Items from a data source
++++++++++++++++++++
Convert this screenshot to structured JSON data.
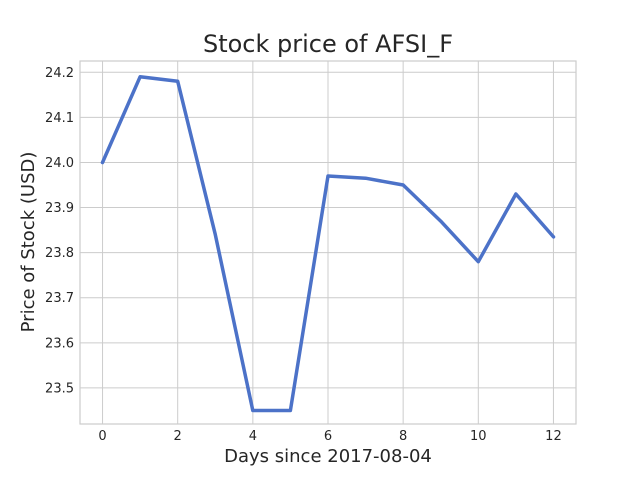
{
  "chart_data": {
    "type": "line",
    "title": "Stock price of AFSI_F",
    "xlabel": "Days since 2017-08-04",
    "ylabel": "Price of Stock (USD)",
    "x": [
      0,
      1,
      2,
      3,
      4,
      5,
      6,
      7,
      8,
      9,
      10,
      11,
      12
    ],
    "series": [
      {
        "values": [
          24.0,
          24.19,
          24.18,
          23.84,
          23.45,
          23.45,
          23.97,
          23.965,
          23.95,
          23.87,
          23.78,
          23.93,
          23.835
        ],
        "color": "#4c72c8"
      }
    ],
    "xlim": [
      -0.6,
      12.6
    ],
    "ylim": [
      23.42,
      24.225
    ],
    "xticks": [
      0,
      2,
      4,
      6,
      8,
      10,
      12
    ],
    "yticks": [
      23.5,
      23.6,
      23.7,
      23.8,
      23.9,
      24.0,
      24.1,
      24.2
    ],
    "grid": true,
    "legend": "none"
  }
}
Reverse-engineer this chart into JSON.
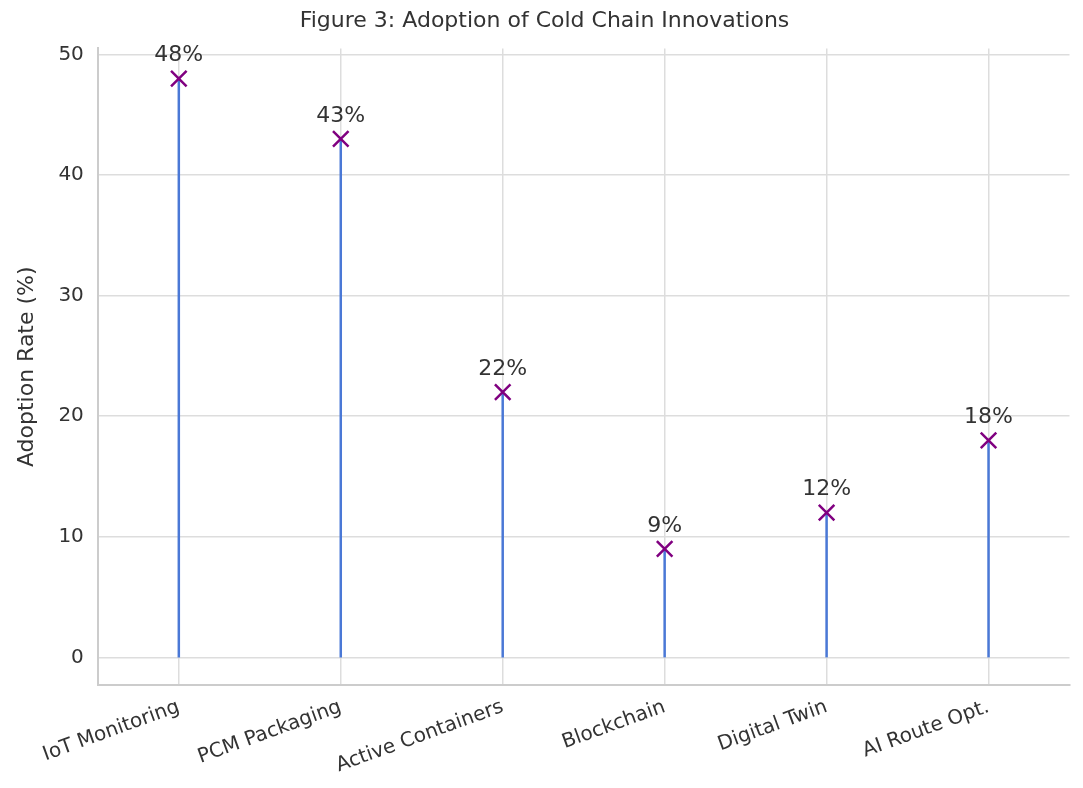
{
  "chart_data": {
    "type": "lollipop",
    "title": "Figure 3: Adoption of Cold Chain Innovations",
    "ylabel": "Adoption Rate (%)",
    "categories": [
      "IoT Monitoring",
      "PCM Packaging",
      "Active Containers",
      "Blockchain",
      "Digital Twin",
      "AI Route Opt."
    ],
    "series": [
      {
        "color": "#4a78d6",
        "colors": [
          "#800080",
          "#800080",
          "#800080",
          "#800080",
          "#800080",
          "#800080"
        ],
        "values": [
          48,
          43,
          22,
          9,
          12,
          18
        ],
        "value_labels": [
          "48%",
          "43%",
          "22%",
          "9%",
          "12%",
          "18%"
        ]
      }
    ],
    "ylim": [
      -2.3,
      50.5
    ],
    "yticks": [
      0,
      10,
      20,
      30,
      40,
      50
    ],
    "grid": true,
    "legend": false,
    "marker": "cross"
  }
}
++++++++++++++++++++
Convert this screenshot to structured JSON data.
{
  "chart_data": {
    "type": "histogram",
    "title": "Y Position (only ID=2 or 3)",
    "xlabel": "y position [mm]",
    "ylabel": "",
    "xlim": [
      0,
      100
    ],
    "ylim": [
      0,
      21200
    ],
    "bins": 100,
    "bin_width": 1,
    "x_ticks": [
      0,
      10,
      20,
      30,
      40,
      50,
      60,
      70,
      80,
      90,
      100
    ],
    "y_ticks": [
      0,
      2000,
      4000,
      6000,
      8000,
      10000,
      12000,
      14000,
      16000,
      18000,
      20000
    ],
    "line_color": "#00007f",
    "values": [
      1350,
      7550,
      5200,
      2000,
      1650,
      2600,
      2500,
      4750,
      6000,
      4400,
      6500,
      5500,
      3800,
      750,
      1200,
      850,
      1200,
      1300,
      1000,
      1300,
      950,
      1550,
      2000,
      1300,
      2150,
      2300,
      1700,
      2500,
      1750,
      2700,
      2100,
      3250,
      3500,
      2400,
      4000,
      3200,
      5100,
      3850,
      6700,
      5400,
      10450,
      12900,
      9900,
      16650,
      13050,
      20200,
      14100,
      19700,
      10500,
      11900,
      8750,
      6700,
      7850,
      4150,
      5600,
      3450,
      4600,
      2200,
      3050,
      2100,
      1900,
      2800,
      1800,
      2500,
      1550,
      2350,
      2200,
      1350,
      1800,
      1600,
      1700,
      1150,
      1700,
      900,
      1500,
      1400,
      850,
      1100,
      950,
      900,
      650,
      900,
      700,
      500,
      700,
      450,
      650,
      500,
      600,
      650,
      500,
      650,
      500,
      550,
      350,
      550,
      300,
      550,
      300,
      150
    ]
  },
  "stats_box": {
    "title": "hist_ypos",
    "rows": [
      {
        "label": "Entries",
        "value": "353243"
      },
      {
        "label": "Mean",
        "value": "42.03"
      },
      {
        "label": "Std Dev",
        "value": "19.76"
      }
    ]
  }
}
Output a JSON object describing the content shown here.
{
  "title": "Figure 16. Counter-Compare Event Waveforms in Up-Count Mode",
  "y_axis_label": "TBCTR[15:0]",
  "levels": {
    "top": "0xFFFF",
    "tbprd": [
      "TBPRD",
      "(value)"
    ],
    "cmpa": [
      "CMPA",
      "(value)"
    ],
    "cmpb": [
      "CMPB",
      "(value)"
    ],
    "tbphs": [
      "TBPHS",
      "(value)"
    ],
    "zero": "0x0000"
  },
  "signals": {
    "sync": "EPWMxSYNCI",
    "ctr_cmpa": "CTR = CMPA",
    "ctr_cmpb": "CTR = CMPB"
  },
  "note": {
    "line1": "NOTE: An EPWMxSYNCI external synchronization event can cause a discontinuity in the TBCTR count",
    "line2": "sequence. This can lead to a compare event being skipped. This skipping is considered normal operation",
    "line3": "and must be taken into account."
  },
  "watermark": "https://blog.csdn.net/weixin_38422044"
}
++++++++++++++++++++
From the entries, copy out each line containing the word "xlabel".

# Worked answer
    "xlabel": "Days since 2017-08-04",
    "xlabel": "y position [mm]",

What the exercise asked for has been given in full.